課題内容
以下に示す春季埼玉県大会を総括する記事について、最後の文に続く部分を書いてもらえますか?

提示本文

# # # #

目次

[1]投手陣が夏浮上のカギを握る花咲徳栄、浦和学院
[2]夏に波乱を巻き起こす注目投手たち

 前編では春季埼玉県大会を制した春日部共栄を筆頭に、関東大会に出場を決めたベスト4のチームそれぞれの収穫と、夏への課題を見てきた。後編ではそれ以外のチームで夏に飛躍が期待されるチームを選手の紹介を交えながらおさえていく。

 関東大会に出場する4校の現在の戦力は?春季埼玉県大会を総括!【前編】

投手陣が夏浮上のカギを握る花咲徳栄、浦和学院


 敗れた花咲徳栄だが、橋本 吏功(3年)、韮沢 雄也(3年)、井上 朋也(2年)、羽生田光希(3年)と甲子園組をずらりと4人並べ、他にも池田や菅原なども振れている。

 基本的に犠打は使わなくても点が取れる打線は、とにかく脅威であり既に全国レベルだ。彼らを2,3点以内に抑える高校は埼玉には存在しないであろう。

 問題はとにかく投手陣である。今大会は和田 慶悟(3年)、中津原 隼太(3年)、高森 陽生(2年)と左腕3枚でやり繰りしてきたが、柱になれる存在がいない。

 もちろん、ここに右の岡崎、岩崎 海斗(3年)、鈴木などが入って来れば多少の不安は解消されるが、夏に誰を柱にするかは不透明だ。

 また守備陣も東農大三戦は4失策と精彩を欠いた。ポテンシャルは高いのだが、ショート韮澤などに時折見られる内野陣の集中力の欠如なども今後への課題であろう。岩井監督も夏までの課題は山積みである。



美又王寿(浦和学院)

 また、今大会春7連覇のかかった浦和学院だが、今年のチームは例年に比べとにかく打線に破壊力がない。旧チームからのレギュラーは中前 祐也(3年)、畑 敦巳(3年)、後藤 陸人(3年)と残ってはいるのだが、特にその他の選手が小粒で、なかなか大量得点を奪うのは難しい状況だ。

# # # #

提供データ
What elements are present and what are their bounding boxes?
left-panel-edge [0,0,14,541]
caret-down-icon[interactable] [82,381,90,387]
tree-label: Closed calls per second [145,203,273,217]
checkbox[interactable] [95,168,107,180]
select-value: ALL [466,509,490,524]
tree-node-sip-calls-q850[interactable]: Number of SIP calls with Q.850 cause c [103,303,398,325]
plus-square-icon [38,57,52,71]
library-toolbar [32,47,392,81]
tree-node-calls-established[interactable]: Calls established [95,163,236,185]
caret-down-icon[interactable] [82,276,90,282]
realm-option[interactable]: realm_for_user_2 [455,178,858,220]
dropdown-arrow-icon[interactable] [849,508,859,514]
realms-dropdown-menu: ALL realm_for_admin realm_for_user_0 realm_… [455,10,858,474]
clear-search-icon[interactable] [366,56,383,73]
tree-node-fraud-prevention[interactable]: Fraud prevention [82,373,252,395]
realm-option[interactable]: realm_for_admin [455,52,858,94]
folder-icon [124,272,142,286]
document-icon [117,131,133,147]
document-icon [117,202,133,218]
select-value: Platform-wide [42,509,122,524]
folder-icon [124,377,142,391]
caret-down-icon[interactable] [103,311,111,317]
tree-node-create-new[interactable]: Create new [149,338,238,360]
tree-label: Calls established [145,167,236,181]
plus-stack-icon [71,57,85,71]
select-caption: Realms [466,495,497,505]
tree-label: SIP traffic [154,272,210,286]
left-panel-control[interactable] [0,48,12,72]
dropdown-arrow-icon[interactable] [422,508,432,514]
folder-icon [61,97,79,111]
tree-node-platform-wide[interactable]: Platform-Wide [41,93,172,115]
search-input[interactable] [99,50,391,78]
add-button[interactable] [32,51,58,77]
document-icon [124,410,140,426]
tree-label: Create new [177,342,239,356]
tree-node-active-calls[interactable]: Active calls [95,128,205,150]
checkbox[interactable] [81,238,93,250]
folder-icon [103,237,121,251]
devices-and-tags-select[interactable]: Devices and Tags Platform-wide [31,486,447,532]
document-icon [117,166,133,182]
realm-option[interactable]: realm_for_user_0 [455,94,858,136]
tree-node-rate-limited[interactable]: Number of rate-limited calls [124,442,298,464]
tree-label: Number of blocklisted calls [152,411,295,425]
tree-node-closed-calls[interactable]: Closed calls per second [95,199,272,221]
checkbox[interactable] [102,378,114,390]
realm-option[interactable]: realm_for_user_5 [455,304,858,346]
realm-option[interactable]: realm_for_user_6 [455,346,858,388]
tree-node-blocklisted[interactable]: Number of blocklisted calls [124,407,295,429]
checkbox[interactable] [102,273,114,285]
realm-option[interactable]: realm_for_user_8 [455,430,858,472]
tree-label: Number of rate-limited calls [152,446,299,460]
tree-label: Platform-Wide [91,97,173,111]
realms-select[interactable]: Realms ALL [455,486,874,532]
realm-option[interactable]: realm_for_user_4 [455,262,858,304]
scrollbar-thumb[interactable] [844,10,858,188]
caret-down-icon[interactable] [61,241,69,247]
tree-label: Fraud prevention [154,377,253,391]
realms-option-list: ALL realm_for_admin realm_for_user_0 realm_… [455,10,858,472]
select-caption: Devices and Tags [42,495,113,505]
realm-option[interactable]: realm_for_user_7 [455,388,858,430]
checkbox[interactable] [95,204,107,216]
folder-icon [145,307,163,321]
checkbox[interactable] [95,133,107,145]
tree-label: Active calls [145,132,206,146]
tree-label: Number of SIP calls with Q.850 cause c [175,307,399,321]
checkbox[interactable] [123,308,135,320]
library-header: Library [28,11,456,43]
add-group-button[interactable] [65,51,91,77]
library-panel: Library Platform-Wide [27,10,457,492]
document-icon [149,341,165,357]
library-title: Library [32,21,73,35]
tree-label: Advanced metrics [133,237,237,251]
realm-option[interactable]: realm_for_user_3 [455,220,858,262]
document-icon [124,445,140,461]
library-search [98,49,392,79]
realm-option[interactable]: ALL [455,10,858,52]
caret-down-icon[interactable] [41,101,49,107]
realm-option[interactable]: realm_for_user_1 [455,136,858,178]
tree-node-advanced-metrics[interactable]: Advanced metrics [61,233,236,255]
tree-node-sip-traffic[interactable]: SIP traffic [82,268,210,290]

# # # #

解答欄
 昨秋、初戦の白岡戦で敗れたのは、甲子園から帰ってすぐでチームになっていないというエクスキューズがあったが、一冬越した現在でもあまりこれと言った上積みは感じられない。

 エースナンバーの下薗が1番を打たなければならないというのも(もちろん過去に1番ピッチャー佐藤 拓也ということもあったが佐藤 拓也は圧倒的な存在であった)苦しい現状を物語っている。

 結果、2回戦で叡明に敗れ、今大会もあっさりと姿を消した。まずは夏までに打線のスケールアップは必須だ。

 もちろん、それでも守備の堅さや機動力、持ち味である勝負強さは健在であり、夏は簡単に負けそうにはないが、如何せん今年は投手陣も決して万全とは言えないのが苦しい。永島 竜弥(3年)、美又 王寿(2年)、下薗 咲也(3年)と頭数はいるが、絶対的な存在は皆無で、夏も継投がマストになりそうだ。

 いずれにせよ、夏のノーシードは34年ぶりで、もちろん森監督は初めての経験だ。選手にも猛練習を課すであろう。元々ポテンシャルは高い選手が多いだけに不気味な存在ではある。